Aim —
Set down all of the data that follows word for word, without the images.

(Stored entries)
○ ○ ○ ○ ○
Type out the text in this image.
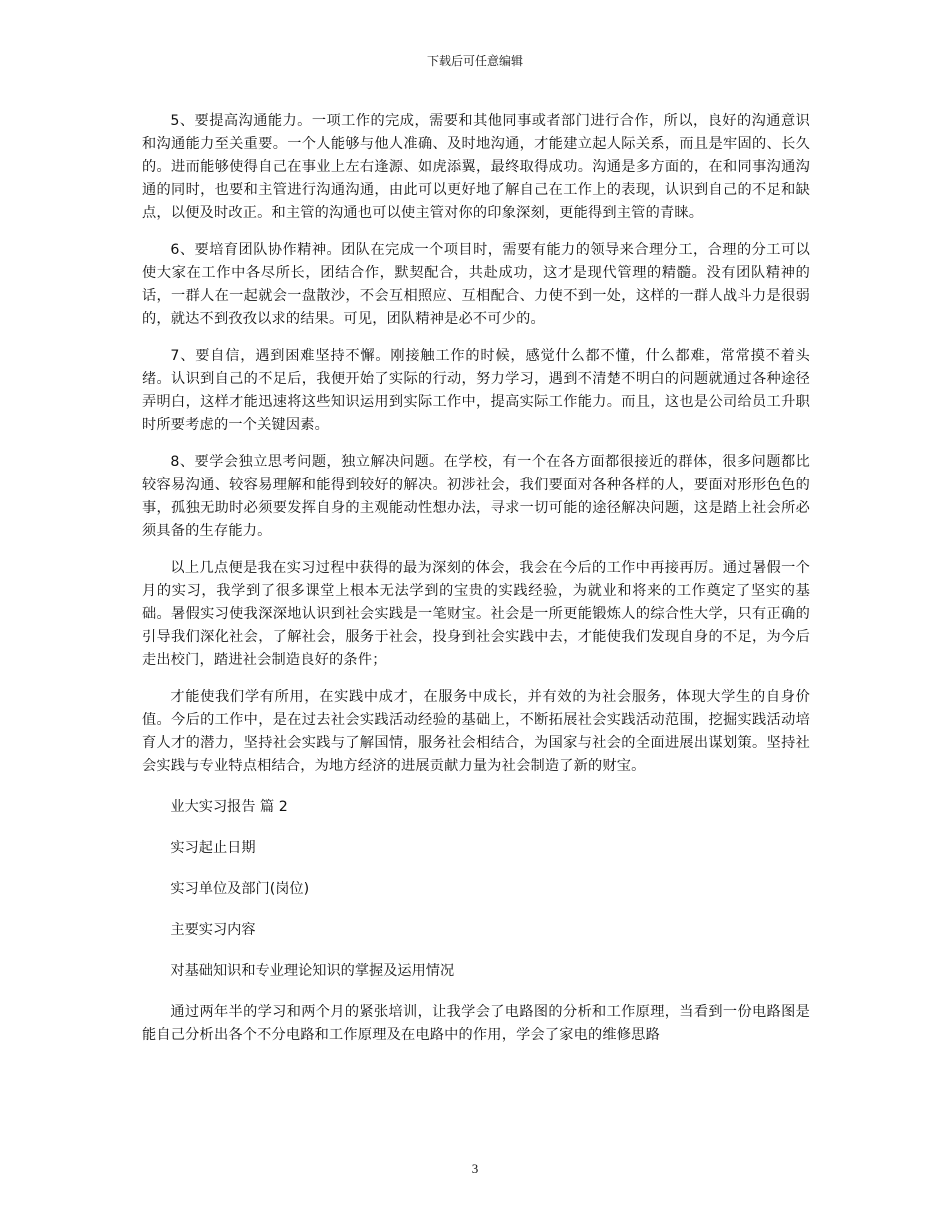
下载后可任意编辑

5、要提高沟通能力。一项工作的完成，需要和其他同事或者部门进行合作，所以，良好的沟通意识和沟通能力至关重要。一个人能够与他人准确、及时地沟通，才能建立起人际关系，而且是牢固的、长久的。进而能够使得自己在事业上左右逢源、如虎添翼，最终取得成功。沟通是多方面的，在和同事沟通沟通的同时，也要和主管进行沟通沟通，由此可以更好地了解自己在工作上的表现，认识到自己的不足和缺点，以便及时改正。和主管的沟通也可以使主管对你的印象深刻，更能得到主管的青睐。

6、要培育团队协作精神。团队在完成一个项目时，需要有能力的领导来合理分工，合理的分工可以使大家在工作中各尽所长，团结合作，默契配合，共赴成功，这才是现代管理的精髓。没有团队精神的话，一群人在一起就会一盘散沙，不会互相照应、互相配合、力使不到一处，这样的一群人战斗力是很弱的，就达不到孜孜以求的结果。可见，团队精神是必不可少的。

7、要自信，遇到困难坚持不懈。刚接触工作的时候，感觉什么都不懂，什么都难，常常摸不着头绪。认识到自己的不足后，我便开始了实际的行动，努力学习，遇到不清楚不明白的问题就通过各种途径弄明白，这样才能迅速将这些知识运用到实际工作中，提高实际工作能力。而且，这也是公司给员工升职时所要考虑的一个关键因素。

8、要学会独立思考问题，独立解决问题。在学校，有一个在各方面都很接近的群体，很多问题都比较容易沟通、较容易理解和能得到较好的解决。初涉社会，我们要面对各种各样的人，要面对形形色色的事，孤独无助时必须要发挥自身的主观能动性想办法，寻求一切可能的途径解决问题，这是踏上社会所必须具备的生存能力。

以上几点便是我在实习过程中获得的最为深刻的体会，我会在今后的工作中再接再厉。通过暑假一个月的实习，我学到了很多课堂上根本无法学到的宝贵的实践经验，为就业和将来的工作奠定了坚实的基础。暑假实习使我深深地认识到社会实践是一笔财宝。社会是一所更能锻炼人的综合性大学，只有正确的引导我们深化社会，了解社会，服务于社会，投身到社会实践中去，才能使我们发现自身的不足，为今后走出校门，踏进社会制造良好的条件；

才能使我们学有所用，在实践中成才，在服务中成长，并有效的为社会服务，体现大学生的自身价值。今后的工作中，是在过去社会实践活动经验的基础上，不断拓展社会实践活动范围，挖掘实践活动培育人才的潜力，坚持社会实践与了解国情，服务社会相结合，为国家与社会的全面进展出谋划策。坚持社会实践与专业特点相结合，为地方经济的进展贡献力量为社会制造了新的财宝。

业大实习报告 篇 2

实习起止日期

实习单位及部门(岗位)

主要实习内容

对基础知识和专业理论知识的掌握及运用情况

通过两年半的学习和两个月的紧张培训，让我学会了电路图的分析和工作原理，当看到一份电路图是能自己分析出各个不分电路和工作原理及在电路中的作用，学会了家电的维修思路

3
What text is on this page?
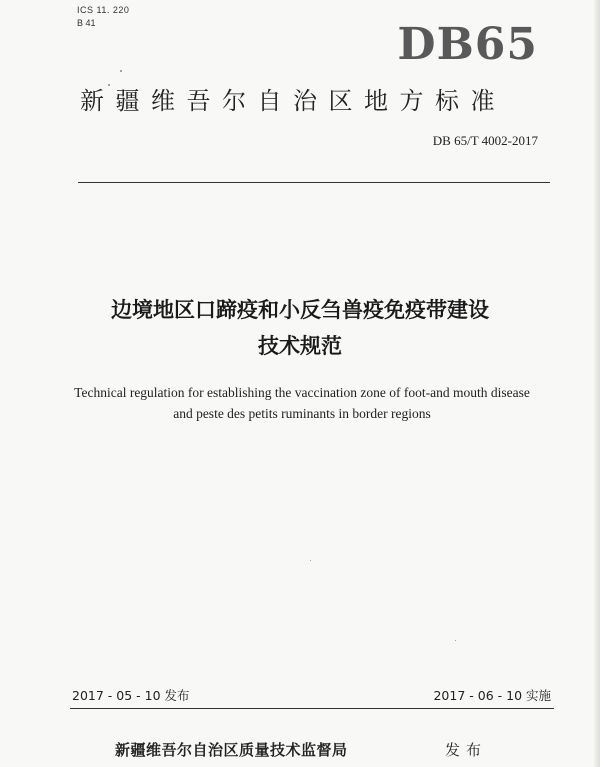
ICS 11. 220
B 41	DB65
新疆维吾尔自治区地方标准
DB 65/T 4002-2017
边境地区口蹄疫和小反刍兽疫免疫带建设
技术规范
Technical regulation for establishing the vaccination zone of foot-and mouth disease
and peste des petits ruminants in border regions
2017 - 05 - 10 发布	2017 - 06 - 10 实施
新疆维吾尔自治区质量技术监督局	发布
○ ○ ○ ○ ○
Full solution —
Type out the text in this image.
下载后可任意编辑

5、要提高沟通能力。一项工作的完成，需要和其他同事或者部门进行合作，所以，良好的沟通意识和沟通能力至关重要。一个人能够与他人准确、及时地沟通，才能建立起人际关系，而且是牢固的、长久的。进而能够使得自己在事业上左右逢源、如虎添翼，最终取得成功。沟通是多方面的，在和同事沟通沟通的同时，也要和主管进行沟通沟通，由此可以更好地了解自己在工作上的表现，认识到自己的不足和缺点，以便及时改正。和主管的沟通也可以使主管对你的印象深刻，更能得到主管的青睐。

6、要培育团队协作精神。团队在完成一个项目时，需要有能力的领导来合理分工，合理的分工可以使大家在工作中各尽所长，团结合作，默契配合，共赴成功，这才是现代管理的精髓。没有团队精神的话，一群人在一起就会一盘散沙，不会互相照应、互相配合、力使不到一处，这样的一群人战斗力是很弱的，就达不到孜孜以求的结果。可见，团队精神是必不可少的。

7、要自信，遇到困难坚持不懈。刚接触工作的时候，感觉什么都不懂，什么都难，常常摸不着头绪。认识到自己的不足后，我便开始了实际的行动，努力学习，遇到不清楚不明白的问题就通过各种途径弄明白，这样才能迅速将这些知识运用到实际工作中，提高实际工作能力。而且，这也是公司给员工升职时所要考虑的一个关键因素。

8、要学会独立思考问题，独立解决问题。在学校，有一个在各方面都很接近的群体，很多问题都比较容易沟通、较容易理解和能得到较好的解决。初涉社会，我们要面对各种各样的人，要面对形形色色的事，孤独无助时必须要发挥自身的主观能动性想办法，寻求一切可能的途径解决问题，这是踏上社会所必须具备的生存能力。

以上几点便是我在实习过程中获得的最为深刻的体会，我会在今后的工作中再接再厉。通过暑假一个月的实习，我学到了很多课堂上根本无法学到的宝贵的实践经验，为就业和将来的工作奠定了坚实的基础。暑假实习使我深深地认识到社会实践是一笔财宝。社会是一所更能锻炼人的综合性大学，只有正确的引导我们深化社会，了解社会，服务于社会，投身到社会实践中去，才能使我们发现自身的不足，为今后走出校门，踏进社会制造良好的条件；

才能使我们学有所用，在实践中成才，在服务中成长，并有效的为社会服务，体现大学生的自身价值。今后的工作中，是在过去社会实践活动经验的基础上，不断拓展社会实践活动范围，挖掘实践活动培育人才的潜力，坚持社会实践与了解国情，服务社会相结合，为国家与社会的全面进展出谋划策。坚持社会实践与专业特点相结合，为地方经济的进展贡献力量为社会制造了新的财宝。

业大实习报告 篇 2

实习起止日期

实习单位及部门(岗位)

主要实习内容

对基础知识和专业理论知识的掌握及运用情况

通过两年半的学习和两个月的紧张培训，让我学会了电路图的分析和工作原理，当看到一份电路图是能自己分析出各个不分电路和工作原理及在电路中的作用，学会了家电的维修思路

3
What text is on this page?
ICS 11. 220
B 41	DB65
新疆维吾尔自治区地方标准
DB 65/T 4002-2017
边境地区口蹄疫和小反刍兽疫免疫带建设
技术规范
Technical regulation for establishing the vaccination zone of foot-and mouth disease
and peste des petits ruminants in border regions
2017 - 05 - 10 发布	2017 - 06 - 10 实施
新疆维吾尔自治区质量技术监督局	发布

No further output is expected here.